Work required — Reproduce the listing below with every "trait-link" changed to "trait-anchor", keeping everything else the same and leaving out the pictures.

---*---

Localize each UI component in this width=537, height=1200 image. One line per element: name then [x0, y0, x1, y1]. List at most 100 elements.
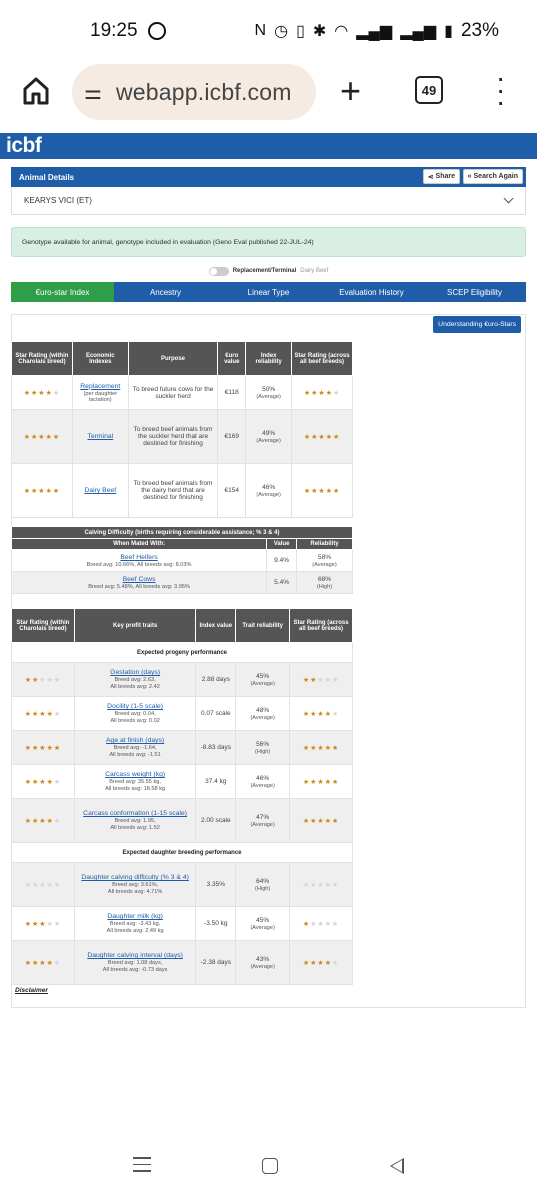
toggle-switch[interactable] [208, 266, 229, 276]
star-icon: ★ [324, 959, 332, 967]
trait-value-cell: 2.00 scale [195, 798, 237, 843]
star-rating: ★★★★★ [24, 488, 60, 495]
star-icon: ★ [53, 710, 62, 718]
table-row: ★★★★★ Gestation (days) Breed avg: 2.63, All… [11, 662, 353, 697]
url-text[interactable]: webapp.icbf.com [116, 79, 292, 106]
reliability-value: 46% [262, 483, 276, 491]
address-bar[interactable]: ⚌ webapp.icbf.com [72, 64, 316, 120]
animal-selector[interactable]: KEARYS VICI (ET) [11, 187, 526, 215]
star-rating: ★★★★★ [303, 677, 339, 684]
recent-apps-icon[interactable] [133, 1157, 151, 1177]
reliability-label: (High) [316, 583, 333, 590]
reliability-label: (Average) [250, 714, 275, 721]
index-link[interactable]: Terminal [87, 433, 113, 440]
col-value: Value [266, 538, 298, 550]
page-content: Animal Details ⋖ Share « Search Again KE… [11, 167, 526, 302]
star-rating: ★★★★★ [303, 711, 339, 718]
all-breeds-avg: All breeds avg: 1.52 [110, 825, 160, 831]
all-breeds-avg: All breeds avg: -0.73 days [102, 967, 168, 973]
section-label: Expected progeny performance [11, 642, 353, 663]
trait-link[interactable]: Daughter calving difficulty (% 3 & 4) [81, 874, 189, 881]
trait-link[interactable]: Gestation (days) [110, 669, 160, 676]
star-icon: ★ [45, 487, 53, 495]
understanding-eurostars-button[interactable]: Understanding €uro-Stars [433, 316, 521, 333]
star-icon: ★ [39, 817, 47, 825]
star-icon: ★ [317, 676, 325, 684]
trait-cell: Docility (1-5 scale) Breed avg: 0.04, All … [73, 696, 197, 731]
index-link[interactable]: Replacement [80, 383, 120, 390]
reliability-value: 47% [256, 813, 270, 821]
star-icon: ★ [39, 710, 47, 718]
whatsapp-icon [147, 22, 166, 40]
star-icon: ★ [53, 676, 62, 684]
signal-icon: ▂▄▆ [356, 23, 393, 40]
reliability-value: 68% [318, 575, 332, 583]
tab-eurostar-index[interactable]: €uro-star Index [11, 282, 114, 302]
breed-avg-note: Breed avg: 10.66%, All breeds avg: 8.03% [86, 561, 192, 568]
mated-with-link[interactable]: Beef Heifers [120, 554, 157, 561]
share-label: Share [435, 173, 455, 180]
star-icon: ★ [331, 710, 340, 718]
status-time: 19:25 [90, 20, 138, 41]
trait-link[interactable]: Daughter milk (kg) [107, 913, 163, 920]
star-icon: ★ [324, 920, 332, 928]
trait-value-cell: -3.50 kg [195, 906, 237, 941]
trait-link[interactable]: Docility (1-5 scale) [107, 703, 163, 710]
star-icon: ★ [24, 920, 32, 928]
star-icon: ★ [331, 778, 340, 786]
star-icon: ★ [317, 959, 325, 967]
col-key-profit-traits: Key profit traits [73, 608, 197, 643]
trait-cell: Carcass conformation (1-15 scale) Breed a… [73, 798, 197, 843]
trait-star-across-cell: ★★★★★ [289, 764, 353, 799]
star-across-cell: ★★★★★ [291, 375, 353, 410]
trait-star-within-cell: ★★★★★ [11, 862, 75, 907]
tab-linear-type[interactable]: Linear Type [217, 282, 320, 302]
calving-title: Calving Difficulty (births requiring con… [11, 526, 353, 539]
share-button[interactable]: ⋖ Share [422, 169, 460, 184]
reliability-value: 45% [256, 916, 270, 924]
index-link[interactable]: Dairy Beef [84, 487, 116, 494]
trait-reliability-cell: 48% (Average) [235, 696, 291, 731]
animal-details-header: Animal Details ⋖ Share « Search Again [11, 167, 526, 187]
icbf-logo[interactable]: icbf [6, 134, 42, 158]
nav-home-icon[interactable] [262, 1158, 278, 1174]
tab-ancestry[interactable]: Ancestry [114, 282, 217, 302]
trait-link[interactable]: Carcass conformation (1-15 scale) [83, 810, 187, 817]
col-trait-star-within: Star Rating (within Charolais breed) [11, 608, 75, 643]
star-rating: ★★★★★ [304, 390, 340, 397]
breed-avg: Breed avg: -1.64, [113, 745, 157, 751]
index-cell: Terminal [71, 409, 129, 464]
trait-star-across-cell: ★★★★★ [289, 862, 353, 907]
disclaimer-link[interactable]: Disclaimer [15, 987, 48, 994]
back-icon[interactable] [390, 1158, 404, 1174]
trait-link[interactable]: Daughter calving interval (days) [87, 952, 183, 959]
star-icon: ★ [24, 710, 32, 718]
reliability-label: (Average) [250, 680, 275, 687]
star-icon: ★ [38, 487, 46, 495]
star-icon: ★ [46, 676, 54, 684]
chevron-down-icon[interactable] [503, 193, 514, 204]
star-rating: ★★★★★ [25, 779, 61, 786]
trait-cell: Daughter calving difficulty (% 3 & 4) Bre… [73, 862, 197, 907]
tab-scep-eligibility[interactable]: SCEP Eligibility [423, 282, 526, 302]
all-breeds-avg: All breeds avg: 2.42 [110, 684, 160, 690]
star-rating: ★★★★★ [25, 882, 61, 889]
site-settings-icon[interactable]: ⚌ [84, 80, 110, 105]
home-icon[interactable] [22, 76, 50, 106]
new-tab-icon[interactable]: + [340, 70, 361, 112]
star-icon: ★ [331, 817, 340, 825]
more-menu-icon[interactable]: · · · [496, 64, 505, 116]
mated-with-link[interactable]: Beef Cows [123, 576, 156, 583]
tab-switcher-button[interactable]: 49 [415, 76, 443, 104]
trait-reliability-cell: 56% (High) [235, 730, 291, 765]
search-again-button[interactable]: « Search Again [462, 169, 523, 184]
purpose-cell: To breed beef animals from the dairy her… [127, 463, 219, 518]
trait-link[interactable]: Age at finish (days) [106, 737, 164, 744]
tab-evaluation-history[interactable]: Evaluation History [320, 282, 423, 302]
trait-link[interactable]: Carcass weight (kg) [105, 771, 165, 778]
star-icon: ★ [38, 389, 46, 397]
bluetooth-icon: ✱ [312, 23, 327, 40]
star-icon: ★ [324, 881, 332, 889]
star-icon: ★ [318, 433, 326, 441]
star-icon: ★ [46, 710, 54, 718]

---*---

Task response —
Localize each UI component in this width=537, height=1200 image. One line per element: name then [x0, y0, x1, y1]. List at most 100 elements.
toggle-switch[interactable] [208, 266, 229, 276]
star-icon: ★ [324, 959, 332, 967]
trait-value-cell: 2.00 scale [195, 798, 237, 843]
star-rating: ★★★★★ [24, 488, 60, 495]
star-icon: ★ [53, 710, 62, 718]
table-row: ★★★★★ Gestation (days) Breed avg: 2.63, All… [11, 662, 353, 697]
url-text[interactable]: webapp.icbf.com [116, 79, 292, 106]
reliability-value: 46% [262, 483, 276, 491]
address-bar[interactable]: ⚌ webapp.icbf.com [72, 64, 316, 120]
animal-selector[interactable]: KEARYS VICI (ET) [11, 187, 526, 215]
star-rating: ★★★★★ [303, 677, 339, 684]
recent-apps-icon[interactable] [133, 1157, 151, 1177]
reliability-label: (High) [316, 583, 333, 590]
reliability-label: (Average) [250, 714, 275, 721]
index-link[interactable]: Terminal [87, 433, 113, 440]
col-value: Value [266, 538, 298, 550]
page-content: Animal Details ⋖ Share « Search Again KE… [11, 167, 526, 302]
star-rating: ★★★★★ [303, 711, 339, 718]
all-breeds-avg: All breeds avg: 1.52 [110, 825, 160, 831]
all-breeds-avg: All breeds avg: -0.73 days [102, 967, 168, 973]
section-label: Expected progeny performance [11, 642, 353, 663]
trait-anchor[interactable]: Daughter calving difficulty (% 3 & 4) [81, 874, 189, 881]
trait-anchor[interactable]: Gestation (days) [110, 669, 160, 676]
star-icon: ★ [45, 487, 53, 495]
understanding-eurostars-button[interactable]: Understanding €uro-Stars [433, 316, 521, 333]
star-icon: ★ [39, 817, 47, 825]
star-icon: ★ [317, 676, 325, 684]
trait-cell: Docility (1-5 scale) Breed avg: 0.04, All … [73, 696, 197, 731]
index-link[interactable]: Replacement [80, 383, 120, 390]
reliability-value: 47% [256, 813, 270, 821]
star-icon: ★ [39, 710, 47, 718]
whatsapp-icon [147, 22, 166, 40]
star-icon: ★ [53, 676, 62, 684]
signal-icon: ▂▄▆ [356, 23, 393, 40]
reliability-value: 68% [318, 575, 332, 583]
tab-eurostar-index[interactable]: €uro-star Index [11, 282, 114, 302]
breed-avg-note: Breed avg: 10.66%, All breeds avg: 8.03% [86, 561, 192, 568]
mated-with-link[interactable]: Beef Heifers [120, 554, 157, 561]
share-label: Share [435, 173, 455, 180]
star-icon: ★ [331, 710, 340, 718]
status-time: 19:25 [90, 20, 138, 41]
trait-anchor[interactable]: Daughter milk (kg) [107, 913, 163, 920]
star-icon: ★ [324, 920, 332, 928]
trait-value-cell: -3.50 kg [195, 906, 237, 941]
trait-anchor[interactable]: Docility (1-5 scale) [107, 703, 163, 710]
star-icon: ★ [24, 920, 32, 928]
star-icon: ★ [331, 778, 340, 786]
star-icon: ★ [317, 959, 325, 967]
col-key-profit-traits: Key profit traits [73, 608, 197, 643]
trait-cell: Carcass conformation (1-15 scale) Breed a… [73, 798, 197, 843]
trait-star-across-cell: ★★★★★ [289, 764, 353, 799]
star-across-cell: ★★★★★ [291, 375, 353, 410]
trait-star-within-cell: ★★★★★ [11, 862, 75, 907]
tab-linear-type[interactable]: Linear Type [217, 282, 320, 302]
calving-title: Calving Difficulty (births requiring con… [11, 526, 353, 539]
share-button[interactable]: ⋖ Share [422, 169, 460, 184]
reliability-value: 45% [256, 916, 270, 924]
index-link[interactable]: Dairy Beef [84, 487, 116, 494]
trait-reliability-cell: 48% (Average) [235, 696, 291, 731]
animal-details-header: Animal Details ⋖ Share « Search Again [11, 167, 526, 187]
icbf-logo[interactable]: icbf [6, 134, 42, 158]
nav-home-icon[interactable] [262, 1158, 278, 1174]
tab-ancestry[interactable]: Ancestry [114, 282, 217, 302]
trait-anchor[interactable]: Carcass conformation (1-15 scale) [83, 810, 187, 817]
col-trait-star-within: Star Rating (within Charolais breed) [11, 608, 75, 643]
star-rating: ★★★★★ [304, 390, 340, 397]
breed-avg: Breed avg: -1.64, [113, 745, 157, 751]
index-cell: Terminal [71, 409, 129, 464]
trait-star-across-cell: ★★★★★ [289, 862, 353, 907]
disclaimer-link[interactable]: Disclaimer [15, 987, 48, 994]
back-icon[interactable] [390, 1158, 404, 1174]
trait-anchor[interactable]: Daughter calving interval (days) [87, 952, 183, 959]
star-icon: ★ [24, 710, 32, 718]
reliability-label: (Average) [250, 680, 275, 687]
star-icon: ★ [38, 487, 46, 495]
star-icon: ★ [46, 676, 54, 684]
chevron-down-icon[interactable] [503, 193, 514, 204]
star-rating: ★★★★★ [25, 779, 61, 786]
trait-cell: Daughter calving difficulty (% 3 & 4) Bre… [73, 862, 197, 907]
tab-scep-eligibility[interactable]: SCEP Eligibility [423, 282, 526, 302]
all-breeds-avg: All breeds avg: 2.42 [110, 684, 160, 690]
star-rating: ★★★★★ [25, 882, 61, 889]
site-settings-icon[interactable]: ⚌ [84, 80, 110, 105]
home-icon[interactable] [22, 76, 50, 106]
new-tab-icon[interactable]: + [340, 70, 361, 112]
star-icon: ★ [331, 817, 340, 825]
more-menu-icon[interactable]: · · · [496, 64, 505, 116]
mated-with-link[interactable]: Beef Cows [123, 576, 156, 583]
tab-switcher-button[interactable]: 49 [415, 76, 443, 104]
trait-reliability-cell: 56% (High) [235, 730, 291, 765]
search-again-button[interactable]: « Search Again [462, 169, 523, 184]
purpose-cell: To breed beef animals from the dairy her… [127, 463, 219, 518]
trait-anchor[interactable]: Age at finish (days) [106, 737, 164, 744]
tab-evaluation-history[interactable]: Evaluation History [320, 282, 423, 302]
trait-anchor[interactable]: Carcass weight (kg) [105, 771, 165, 778]
star-icon: ★ [38, 389, 46, 397]
bluetooth-icon: ✱ [312, 23, 327, 40]
star-icon: ★ [324, 881, 332, 889]
star-icon: ★ [318, 433, 326, 441]
star-icon: ★ [46, 710, 54, 718]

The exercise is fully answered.